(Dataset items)
»»
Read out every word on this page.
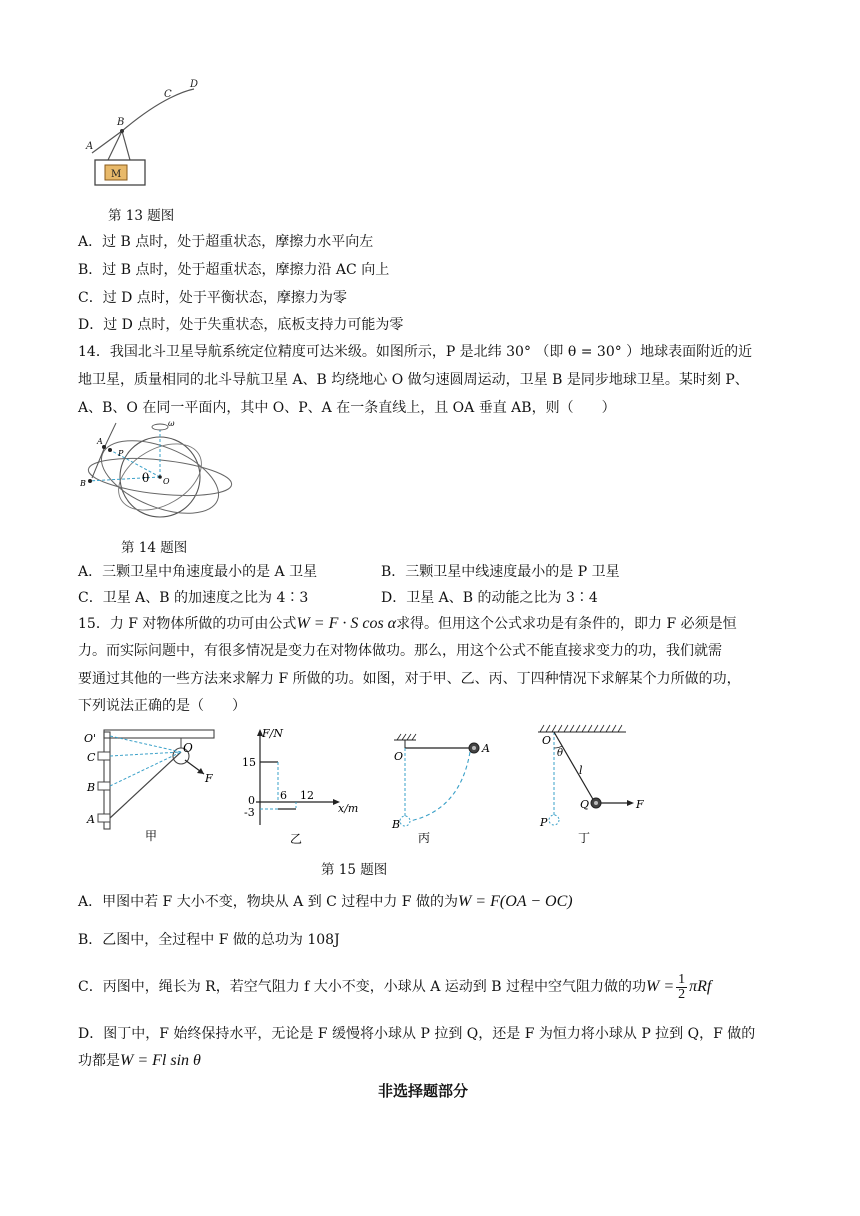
M
A
B
C
D
第 13 题图
A．过 B 点时，处于超重状态，摩擦力水平向左
B．过 B 点时，处于超重状态，摩擦力沿 AC 向上
C．过 D 点时，处于平衡状态，摩擦力为零
D．过 D 点时，处于失重状态，底板支持力可能为零
14．我国北斗卫星导航系统定位精度可达米级。如图所示，P 是北纬 30° （即 θ = 30° ）地球表面附近的近
地卫星，质量相同的北斗导航卫星 A、B 均绕地心 O 做匀速圆周运动，卫星 B 是同步地球卫星。某时刻 P、
A、B、O 在同一平面内，其中 O、P、A 在一条直线上，且 OA 垂直 AB，则（　　）
ω
A
P
B	θ O
第 14 题图
A．三颗卫星中角速度最小的是 A 卫星	B．三颗卫星中线速度最小的是 P 卫星
C．卫星 A、B 的加速度之比为 4∶3	D．卫星 A、B 的动能之比为 3∶4
15．力 F 对物体所做的功可由公式W = F · S cos α求得。但用这个公式求功是有条件的，即力 F 必须是恒
力。而实际问题中，有很多情况是变力在对物体做功。那么，用这个公式不能直接求变力的功，我们就需
要通过其他的一些方法来求解力 F 所做的功。如图，对于甲、乙、丙、丁四种情况下求解某个力所做的功，
下列说法正确的是（　　）
O'
C
B
A
O
F
甲
F/N
x/m
15
0
-3
6 12
乙
O
A
B
丙
O
θ
l
Q
P
F
丁
第 15 题图
A．甲图中若 F 大小不变，物块从 A 到 C 过程中力 F 做的为W = F(OA − OC)
B．乙图中，全过程中 F 做的总功为 108J
C．丙图中，绳长为 R，若空气阻力 f 大小不变，小球从 A 运动到 B 过程中空气阻力做的功$W = \frac{1}{2}$ πRf
D．图丁中，F 始终保持水平，无论是 F 缓慢将小球从 P 拉到 Q，还是 F 为恒力将小球从 P 拉到 Q，F 做的
功都是W = Fl sin θ
非选择题部分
««
Repeat the material verbatim. Do not carry over any picture.

▶ [EXERCISE SOLUTION]:
Read out every word on this page.
M
A
B
C
D
第 13 题图
A．过 B 点时，处于超重状态，摩擦力水平向左
B．过 B 点时，处于超重状态，摩擦力沿 AC 向上
C．过 D 点时，处于平衡状态，摩擦力为零
D．过 D 点时，处于失重状态，底板支持力可能为零
14．我国北斗卫星导航系统定位精度可达米级。如图所示，P 是北纬 30° （即 θ = 30° ）地球表面附近的近
地卫星，质量相同的北斗导航卫星 A、B 均绕地心 O 做匀速圆周运动，卫星 B 是同步地球卫星。某时刻 P、
A、B、O 在同一平面内，其中 O、P、A 在一条直线上，且 OA 垂直 AB，则（　　）
ω
A
P
B	θ O
第 14 题图
A．三颗卫星中角速度最小的是 A 卫星	B．三颗卫星中线速度最小的是 P 卫星
C．卫星 A、B 的加速度之比为 4∶3	D．卫星 A、B 的动能之比为 3∶4
15．力 F 对物体所做的功可由公式W = F · S cos α求得。但用这个公式求功是有条件的，即力 F 必须是恒
力。而实际问题中，有很多情况是变力在对物体做功。那么，用这个公式不能直接求变力的功，我们就需
要通过其他的一些方法来求解力 F 所做的功。如图，对于甲、乙、丙、丁四种情况下求解某个力所做的功，
下列说法正确的是（　　）
O'
C
B
A
O
F
甲
F/N
x/m
15
0
-3
6 12
乙
O
A
B
丙
O
θ
l
Q
P
F
丁
第 15 题图
A．甲图中若 F 大小不变，物块从 A 到 C 过程中力 F 做的为W = F(OA − OC)
B．乙图中，全过程中 F 做的总功为 108J
C．丙图中，绳长为 R，若空气阻力 f 大小不变，小球从 A 运动到 B 过程中空气阻力做的功$W = \frac{1}{2}$ πRf
D．图丁中，F 始终保持水平，无论是 F 缓慢将小球从 P 拉到 Q，还是 F 为恒力将小球从 P 拉到 Q，F 做的
功都是W = Fl sin θ
非选择题部分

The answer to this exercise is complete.